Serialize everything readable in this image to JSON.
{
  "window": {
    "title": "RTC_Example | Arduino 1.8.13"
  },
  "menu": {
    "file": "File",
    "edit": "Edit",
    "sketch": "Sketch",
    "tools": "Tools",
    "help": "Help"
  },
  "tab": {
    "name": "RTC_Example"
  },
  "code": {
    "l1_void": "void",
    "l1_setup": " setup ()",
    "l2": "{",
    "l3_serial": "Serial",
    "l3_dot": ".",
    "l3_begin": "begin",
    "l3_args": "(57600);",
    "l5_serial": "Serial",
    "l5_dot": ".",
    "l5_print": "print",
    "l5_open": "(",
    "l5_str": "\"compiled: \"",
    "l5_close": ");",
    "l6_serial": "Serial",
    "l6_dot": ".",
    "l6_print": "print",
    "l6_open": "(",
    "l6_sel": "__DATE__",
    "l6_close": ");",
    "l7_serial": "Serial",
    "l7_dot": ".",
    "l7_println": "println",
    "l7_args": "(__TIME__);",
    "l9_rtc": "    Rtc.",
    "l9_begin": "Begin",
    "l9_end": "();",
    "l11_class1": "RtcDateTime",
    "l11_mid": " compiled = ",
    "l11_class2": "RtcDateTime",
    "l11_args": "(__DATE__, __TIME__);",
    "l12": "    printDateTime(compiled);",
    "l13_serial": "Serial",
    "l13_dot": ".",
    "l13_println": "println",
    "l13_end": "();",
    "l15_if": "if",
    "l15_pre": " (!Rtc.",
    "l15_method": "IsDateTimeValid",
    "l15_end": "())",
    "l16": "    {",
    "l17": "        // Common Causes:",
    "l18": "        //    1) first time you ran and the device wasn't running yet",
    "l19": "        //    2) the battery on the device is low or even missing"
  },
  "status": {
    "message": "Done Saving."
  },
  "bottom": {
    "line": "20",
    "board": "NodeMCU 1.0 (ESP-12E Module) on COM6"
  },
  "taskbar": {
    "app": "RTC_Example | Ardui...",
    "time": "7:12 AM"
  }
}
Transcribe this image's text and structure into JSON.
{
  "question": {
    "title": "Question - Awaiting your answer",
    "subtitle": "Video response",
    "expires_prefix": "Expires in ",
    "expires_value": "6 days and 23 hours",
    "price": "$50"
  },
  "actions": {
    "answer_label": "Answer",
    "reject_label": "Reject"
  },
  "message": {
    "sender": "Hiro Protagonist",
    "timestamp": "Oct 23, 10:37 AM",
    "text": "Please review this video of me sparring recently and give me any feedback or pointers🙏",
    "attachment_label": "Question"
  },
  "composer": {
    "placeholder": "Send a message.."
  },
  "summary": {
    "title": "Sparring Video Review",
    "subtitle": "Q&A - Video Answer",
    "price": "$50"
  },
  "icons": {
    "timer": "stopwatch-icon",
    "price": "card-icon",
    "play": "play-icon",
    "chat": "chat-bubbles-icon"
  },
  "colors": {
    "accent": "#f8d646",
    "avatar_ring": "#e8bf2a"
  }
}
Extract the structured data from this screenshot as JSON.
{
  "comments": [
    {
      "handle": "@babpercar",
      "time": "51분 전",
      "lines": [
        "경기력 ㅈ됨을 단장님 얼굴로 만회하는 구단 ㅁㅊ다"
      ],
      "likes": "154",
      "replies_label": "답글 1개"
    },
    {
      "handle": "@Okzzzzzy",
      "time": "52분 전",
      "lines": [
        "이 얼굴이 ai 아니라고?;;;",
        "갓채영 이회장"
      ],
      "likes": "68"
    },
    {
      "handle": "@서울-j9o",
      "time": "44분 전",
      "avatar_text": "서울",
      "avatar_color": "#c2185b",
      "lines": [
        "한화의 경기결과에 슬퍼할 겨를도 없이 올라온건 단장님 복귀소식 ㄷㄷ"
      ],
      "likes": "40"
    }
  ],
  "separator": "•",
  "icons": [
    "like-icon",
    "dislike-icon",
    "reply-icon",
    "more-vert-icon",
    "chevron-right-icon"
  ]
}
:::
• Problem requirements
Transcribe the material above word for word.

• Written response
Serialize everything readable in this image to JSON.
{
  "window": {
    "title": "RTC_Example | Arduino 1.8.13"
  },
  "menu": {
    "file": "File",
    "edit": "Edit",
    "sketch": "Sketch",
    "tools": "Tools",
    "help": "Help"
  },
  "tab": {
    "name": "RTC_Example"
  },
  "code": {
    "l1_void": "void",
    "l1_setup": " setup ()",
    "l2": "{",
    "l3_serial": "Serial",
    "l3_dot": ".",
    "l3_begin": "begin",
    "l3_args": "(57600);",
    "l5_serial": "Serial",
    "l5_dot": ".",
    "l5_print": "print",
    "l5_open": "(",
    "l5_str": "\"compiled: \"",
    "l5_close": ");",
    "l6_serial": "Serial",
    "l6_dot": ".",
    "l6_print": "print",
    "l6_open": "(",
    "l6_sel": "__DATE__",
    "l6_close": ");",
    "l7_serial": "Serial",
    "l7_dot": ".",
    "l7_println": "println",
    "l7_args": "(__TIME__);",
    "l9_rtc": "    Rtc.",
    "l9_begin": "Begin",
    "l9_end": "();",
    "l11_class1": "RtcDateTime",
    "l11_mid": " compiled = ",
    "l11_class2": "RtcDateTime",
    "l11_args": "(__DATE__, __TIME__);",
    "l12": "    printDateTime(compiled);",
    "l13_serial": "Serial",
    "l13_dot": ".",
    "l13_println": "println",
    "l13_end": "();",
    "l15_if": "if",
    "l15_pre": " (!Rtc.",
    "l15_method": "IsDateTimeValid",
    "l15_end": "())",
    "l16": "    {",
    "l17": "        // Common Causes:",
    "l18": "        //    1) first time you ran and the device wasn't running yet",
    "l19": "        //    2) the battery on the device is low or even missing"
  },
  "status": {
    "message": "Done Saving."
  },
  "bottom": {
    "line": "20",
    "board": "NodeMCU 1.0 (ESP-12E Module) on COM6"
  },
  "taskbar": {
    "app": "RTC_Example | Ardui...",
    "time": "7:12 AM"
  }
}
Transcribe this image's text and structure into JSON.
{
  "question": {
    "title": "Question - Awaiting your answer",
    "subtitle": "Video response",
    "expires_prefix": "Expires in ",
    "expires_value": "6 days and 23 hours",
    "price": "$50"
  },
  "actions": {
    "answer_label": "Answer",
    "reject_label": "Reject"
  },
  "message": {
    "sender": "Hiro Protagonist",
    "timestamp": "Oct 23, 10:37 AM",
    "text": "Please review this video of me sparring recently and give me any feedback or pointers🙏",
    "attachment_label": "Question"
  },
  "composer": {
    "placeholder": "Send a message.."
  },
  "summary": {
    "title": "Sparring Video Review",
    "subtitle": "Q&A - Video Answer",
    "price": "$50"
  },
  "icons": {
    "timer": "stopwatch-icon",
    "price": "card-icon",
    "play": "play-icon",
    "chat": "chat-bubbles-icon"
  },
  "colors": {
    "accent": "#f8d646",
    "avatar_ring": "#e8bf2a"
  }
}
Extract the structured data from this screenshot as JSON.
{
  "comments": [
    {
      "handle": "@babpercar",
      "time": "51분 전",
      "lines": [
        "경기력 ㅈ됨을 단장님 얼굴로 만회하는 구단 ㅁㅊ다"
      ],
      "likes": "154",
      "replies_label": "답글 1개"
    },
    {
      "handle": "@Okzzzzzy",
      "time": "52분 전",
      "lines": [
        "이 얼굴이 ai 아니라고?;;;",
        "갓채영 이회장"
      ],
      "likes": "68"
    },
    {
      "handle": "@서울-j9o",
      "time": "44분 전",
      "avatar_text": "서울",
      "avatar_color": "#c2185b",
      "lines": [
        "한화의 경기결과에 슬퍼할 겨를도 없이 올라온건 단장님 복귀소식 ㄷㄷ"
      ],
      "likes": "40"
    }
  ],
  "separator": "•",
  "icons": [
    "like-icon",
    "dislike-icon",
    "reply-icon",
    "more-vert-icon",
    "chevron-right-icon"
  ]
}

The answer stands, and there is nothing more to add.